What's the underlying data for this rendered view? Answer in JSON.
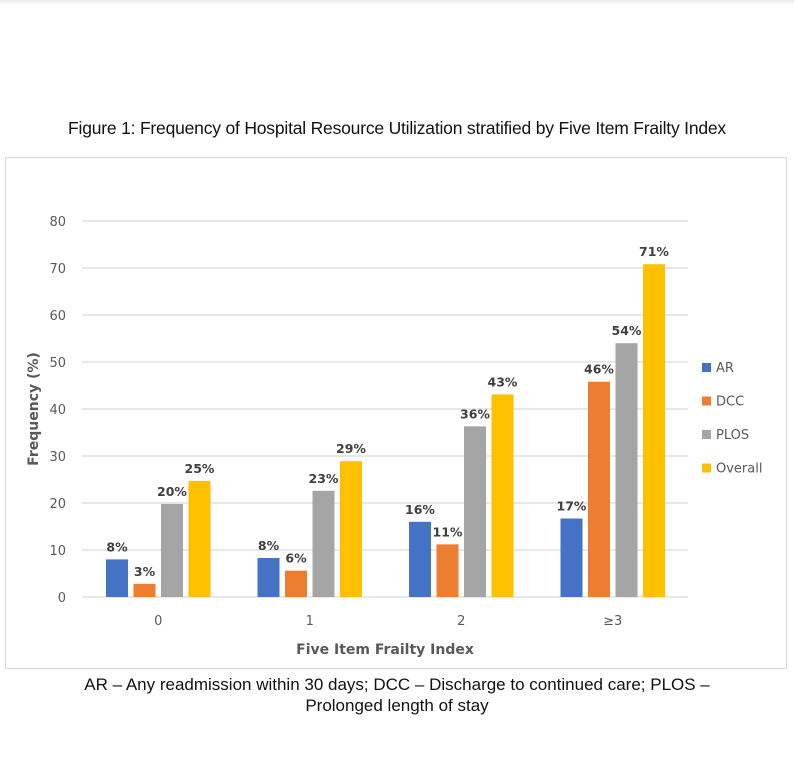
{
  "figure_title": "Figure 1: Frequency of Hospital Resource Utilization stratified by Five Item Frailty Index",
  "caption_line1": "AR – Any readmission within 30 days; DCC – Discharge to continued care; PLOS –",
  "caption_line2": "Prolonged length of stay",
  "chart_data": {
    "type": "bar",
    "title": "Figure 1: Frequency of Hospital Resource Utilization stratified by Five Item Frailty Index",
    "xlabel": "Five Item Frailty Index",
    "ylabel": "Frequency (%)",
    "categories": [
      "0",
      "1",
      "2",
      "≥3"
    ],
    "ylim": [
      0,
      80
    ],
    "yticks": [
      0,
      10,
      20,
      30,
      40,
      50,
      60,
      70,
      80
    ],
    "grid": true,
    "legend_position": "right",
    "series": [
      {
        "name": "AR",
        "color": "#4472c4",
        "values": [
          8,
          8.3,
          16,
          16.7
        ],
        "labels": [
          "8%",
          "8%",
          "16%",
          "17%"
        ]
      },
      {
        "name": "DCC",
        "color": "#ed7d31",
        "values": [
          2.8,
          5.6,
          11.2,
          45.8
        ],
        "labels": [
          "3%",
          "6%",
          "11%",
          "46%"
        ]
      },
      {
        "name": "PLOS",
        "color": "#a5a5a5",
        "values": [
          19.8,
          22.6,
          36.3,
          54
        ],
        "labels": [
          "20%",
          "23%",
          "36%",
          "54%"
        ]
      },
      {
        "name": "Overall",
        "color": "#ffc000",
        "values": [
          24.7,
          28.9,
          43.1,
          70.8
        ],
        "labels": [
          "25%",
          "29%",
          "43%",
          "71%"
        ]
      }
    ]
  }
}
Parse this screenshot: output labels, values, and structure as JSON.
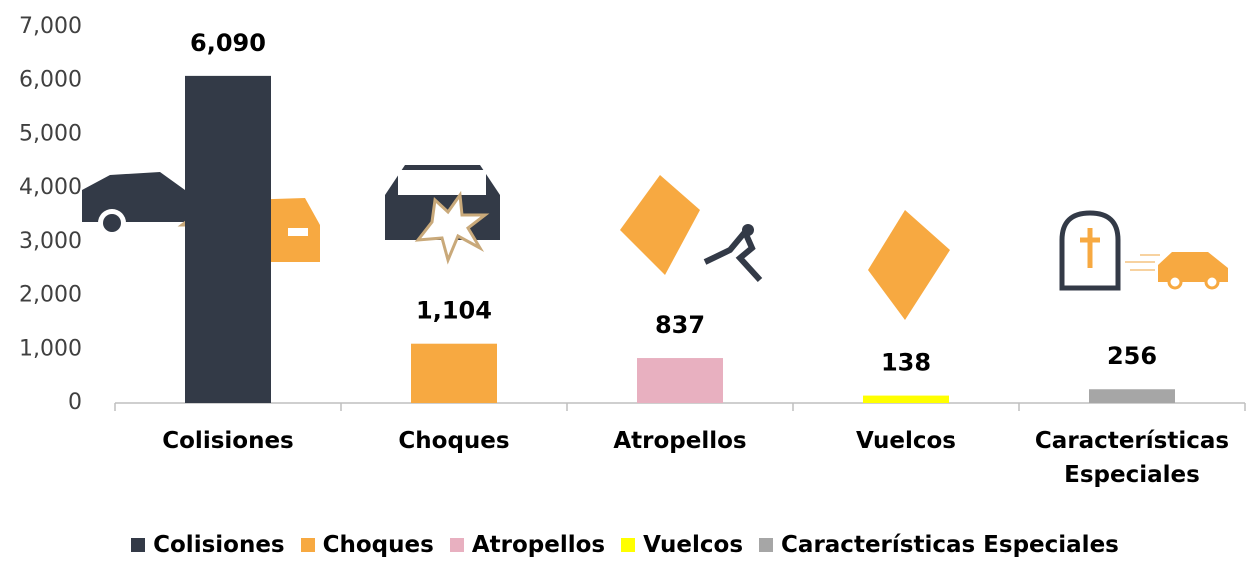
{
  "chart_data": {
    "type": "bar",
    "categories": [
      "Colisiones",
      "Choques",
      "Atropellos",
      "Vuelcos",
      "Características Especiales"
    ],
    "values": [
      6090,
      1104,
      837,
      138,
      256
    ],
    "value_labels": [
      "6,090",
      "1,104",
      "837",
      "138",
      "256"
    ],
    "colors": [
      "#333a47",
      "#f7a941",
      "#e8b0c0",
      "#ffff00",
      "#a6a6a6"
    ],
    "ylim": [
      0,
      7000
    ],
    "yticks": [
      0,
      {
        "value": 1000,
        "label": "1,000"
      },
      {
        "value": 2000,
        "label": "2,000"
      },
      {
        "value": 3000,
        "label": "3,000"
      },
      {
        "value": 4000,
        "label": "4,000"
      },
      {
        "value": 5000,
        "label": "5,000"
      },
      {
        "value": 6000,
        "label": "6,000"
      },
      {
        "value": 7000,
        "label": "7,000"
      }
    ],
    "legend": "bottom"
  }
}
-------
## Instructions for the task
The records above should be reproduced exactly, with no pictures included.

## Solution to the exercise
What's the underlying data for this rendered view? Answer in JSON.
{
  "figure_title": "Figure 1: Frequency of Hospital Resource Utilization stratified by Five Item Frailty Index",
  "caption_line1": "AR – Any readmission within 30 days; DCC – Discharge to continued care; PLOS –",
  "caption_line2": "Prolonged length of stay",
  "chart_data": {
    "type": "bar",
    "title": "Figure 1: Frequency of Hospital Resource Utilization stratified by Five Item Frailty Index",
    "xlabel": "Five Item Frailty Index",
    "ylabel": "Frequency (%)",
    "categories": [
      "0",
      "1",
      "2",
      "≥3"
    ],
    "ylim": [
      0,
      80
    ],
    "yticks": [
      0,
      10,
      20,
      30,
      40,
      50,
      60,
      70,
      80
    ],
    "grid": true,
    "legend_position": "right",
    "series": [
      {
        "name": "AR",
        "color": "#4472c4",
        "values": [
          8,
          8.3,
          16,
          16.7
        ],
        "labels": [
          "8%",
          "8%",
          "16%",
          "17%"
        ]
      },
      {
        "name": "DCC",
        "color": "#ed7d31",
        "values": [
          2.8,
          5.6,
          11.2,
          45.8
        ],
        "labels": [
          "3%",
          "6%",
          "11%",
          "46%"
        ]
      },
      {
        "name": "PLOS",
        "color": "#a5a5a5",
        "values": [
          19.8,
          22.6,
          36.3,
          54
        ],
        "labels": [
          "20%",
          "23%",
          "36%",
          "54%"
        ]
      },
      {
        "name": "Overall",
        "color": "#ffc000",
        "values": [
          24.7,
          28.9,
          43.1,
          70.8
        ],
        "labels": [
          "25%",
          "29%",
          "43%",
          "71%"
        ]
      }
    ]
  }
}
Parse this screenshot: output labels, values, and structure as JSON.
{
  "chart_data": {
    "type": "bar",
    "categories": [
      "Colisiones",
      "Choques",
      "Atropellos",
      "Vuelcos",
      "Características Especiales"
    ],
    "values": [
      6090,
      1104,
      837,
      138,
      256
    ],
    "value_labels": [
      "6,090",
      "1,104",
      "837",
      "138",
      "256"
    ],
    "colors": [
      "#333a47",
      "#f7a941",
      "#e8b0c0",
      "#ffff00",
      "#a6a6a6"
    ],
    "ylim": [
      0,
      7000
    ],
    "yticks": [
      0,
      {
        "value": 1000,
        "label": "1,000"
      },
      {
        "value": 2000,
        "label": "2,000"
      },
      {
        "value": 3000,
        "label": "3,000"
      },
      {
        "value": 4000,
        "label": "4,000"
      },
      {
        "value": 5000,
        "label": "5,000"
      },
      {
        "value": 6000,
        "label": "6,000"
      },
      {
        "value": 7000,
        "label": "7,000"
      }
    ],
    "legend": "bottom"
  }
}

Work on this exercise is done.